___ Input data ___

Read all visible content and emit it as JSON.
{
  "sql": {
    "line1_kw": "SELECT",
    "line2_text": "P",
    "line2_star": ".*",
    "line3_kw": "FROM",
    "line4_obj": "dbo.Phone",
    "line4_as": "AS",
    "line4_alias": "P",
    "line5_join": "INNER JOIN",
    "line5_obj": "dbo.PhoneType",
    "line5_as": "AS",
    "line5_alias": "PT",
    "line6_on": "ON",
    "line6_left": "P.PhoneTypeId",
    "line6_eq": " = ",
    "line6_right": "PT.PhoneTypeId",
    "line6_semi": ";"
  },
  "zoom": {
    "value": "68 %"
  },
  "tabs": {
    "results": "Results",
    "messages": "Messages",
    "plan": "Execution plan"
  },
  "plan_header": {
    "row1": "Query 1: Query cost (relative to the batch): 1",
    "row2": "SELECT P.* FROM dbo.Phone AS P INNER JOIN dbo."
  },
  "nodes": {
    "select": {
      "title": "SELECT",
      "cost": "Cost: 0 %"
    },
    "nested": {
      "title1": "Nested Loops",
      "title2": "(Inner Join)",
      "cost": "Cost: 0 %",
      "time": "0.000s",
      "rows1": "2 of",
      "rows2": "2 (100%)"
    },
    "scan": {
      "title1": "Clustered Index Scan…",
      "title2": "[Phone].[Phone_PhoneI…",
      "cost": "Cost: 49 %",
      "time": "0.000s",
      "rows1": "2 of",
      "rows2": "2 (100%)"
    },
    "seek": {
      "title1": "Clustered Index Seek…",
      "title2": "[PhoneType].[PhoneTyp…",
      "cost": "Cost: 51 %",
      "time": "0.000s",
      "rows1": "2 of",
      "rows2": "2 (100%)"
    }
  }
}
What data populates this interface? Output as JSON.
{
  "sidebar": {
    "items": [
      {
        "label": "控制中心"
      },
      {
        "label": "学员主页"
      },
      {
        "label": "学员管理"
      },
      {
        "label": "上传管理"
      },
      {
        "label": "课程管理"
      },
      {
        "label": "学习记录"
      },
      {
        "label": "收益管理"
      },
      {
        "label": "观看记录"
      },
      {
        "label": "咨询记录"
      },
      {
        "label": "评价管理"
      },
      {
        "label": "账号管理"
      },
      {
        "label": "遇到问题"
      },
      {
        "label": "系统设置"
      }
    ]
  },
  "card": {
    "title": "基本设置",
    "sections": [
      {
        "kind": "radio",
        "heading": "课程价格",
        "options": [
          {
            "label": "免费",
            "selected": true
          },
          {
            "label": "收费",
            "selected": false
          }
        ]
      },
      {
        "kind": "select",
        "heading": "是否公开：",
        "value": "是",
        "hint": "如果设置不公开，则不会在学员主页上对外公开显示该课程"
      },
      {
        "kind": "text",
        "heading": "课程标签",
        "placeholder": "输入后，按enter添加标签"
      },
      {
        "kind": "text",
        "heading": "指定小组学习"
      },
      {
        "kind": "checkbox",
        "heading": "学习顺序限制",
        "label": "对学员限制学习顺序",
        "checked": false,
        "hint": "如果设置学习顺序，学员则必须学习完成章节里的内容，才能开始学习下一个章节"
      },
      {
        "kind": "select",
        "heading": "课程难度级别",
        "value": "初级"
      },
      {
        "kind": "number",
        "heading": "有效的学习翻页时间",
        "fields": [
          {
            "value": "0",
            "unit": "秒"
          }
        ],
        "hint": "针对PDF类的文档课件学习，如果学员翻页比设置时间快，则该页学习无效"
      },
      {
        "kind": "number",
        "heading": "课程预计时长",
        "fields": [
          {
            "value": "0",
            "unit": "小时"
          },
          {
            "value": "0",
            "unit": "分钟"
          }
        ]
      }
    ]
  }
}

___

_Exercise requirements_
Output the entries exactly.

_Response_
Read all visible content and emit it as JSON.
{
  "sql": {
    "line1_kw": "SELECT",
    "line2_text": "P",
    "line2_star": ".*",
    "line3_kw": "FROM",
    "line4_obj": "dbo.Phone",
    "line4_as": "AS",
    "line4_alias": "P",
    "line5_join": "INNER JOIN",
    "line5_obj": "dbo.PhoneType",
    "line5_as": "AS",
    "line5_alias": "PT",
    "line6_on": "ON",
    "line6_left": "P.PhoneTypeId",
    "line6_eq": " = ",
    "line6_right": "PT.PhoneTypeId",
    "line6_semi": ";"
  },
  "zoom": {
    "value": "68 %"
  },
  "tabs": {
    "results": "Results",
    "messages": "Messages",
    "plan": "Execution plan"
  },
  "plan_header": {
    "row1": "Query 1: Query cost (relative to the batch): 1",
    "row2": "SELECT P.* FROM dbo.Phone AS P INNER JOIN dbo."
  },
  "nodes": {
    "select": {
      "title": "SELECT",
      "cost": "Cost: 0 %"
    },
    "nested": {
      "title1": "Nested Loops",
      "title2": "(Inner Join)",
      "cost": "Cost: 0 %",
      "time": "0.000s",
      "rows1": "2 of",
      "rows2": "2 (100%)"
    },
    "scan": {
      "title1": "Clustered Index Scan…",
      "title2": "[Phone].[Phone_PhoneI…",
      "cost": "Cost: 49 %",
      "time": "0.000s",
      "rows1": "2 of",
      "rows2": "2 (100%)"
    },
    "seek": {
      "title1": "Clustered Index Seek…",
      "title2": "[PhoneType].[PhoneTyp…",
      "cost": "Cost: 51 %",
      "time": "0.000s",
      "rows1": "2 of",
      "rows2": "2 (100%)"
    }
  }
}
What data populates this interface? Output as JSON.
{
  "sidebar": {
    "items": [
      {
        "label": "控制中心"
      },
      {
        "label": "学员主页"
      },
      {
        "label": "学员管理"
      },
      {
        "label": "上传管理"
      },
      {
        "label": "课程管理"
      },
      {
        "label": "学习记录"
      },
      {
        "label": "收益管理"
      },
      {
        "label": "观看记录"
      },
      {
        "label": "咨询记录"
      },
      {
        "label": "评价管理"
      },
      {
        "label": "账号管理"
      },
      {
        "label": "遇到问题"
      },
      {
        "label": "系统设置"
      }
    ]
  },
  "card": {
    "title": "基本设置",
    "sections": [
      {
        "kind": "radio",
        "heading": "课程价格",
        "options": [
          {
            "label": "免费",
            "selected": true
          },
          {
            "label": "收费",
            "selected": false
          }
        ]
      },
      {
        "kind": "select",
        "heading": "是否公开：",
        "value": "是",
        "hint": "如果设置不公开，则不会在学员主页上对外公开显示该课程"
      },
      {
        "kind": "text",
        "heading": "课程标签",
        "placeholder": "输入后，按enter添加标签"
      },
      {
        "kind": "text",
        "heading": "指定小组学习"
      },
      {
        "kind": "checkbox",
        "heading": "学习顺序限制",
        "label": "对学员限制学习顺序",
        "checked": false,
        "hint": "如果设置学习顺序，学员则必须学习完成章节里的内容，才能开始学习下一个章节"
      },
      {
        "kind": "select",
        "heading": "课程难度级别",
        "value": "初级"
      },
      {
        "kind": "number",
        "heading": "有效的学习翻页时间",
        "fields": [
          {
            "value": "0",
            "unit": "秒"
          }
        ],
        "hint": "针对PDF类的文档课件学习，如果学员翻页比设置时间快，则该页学习无效"
      },
      {
        "kind": "number",
        "heading": "课程预计时长",
        "fields": [
          {
            "value": "0",
            "unit": "小时"
          },
          {
            "value": "0",
            "unit": "分钟"
          }
        ]
      }
    ]
  }
}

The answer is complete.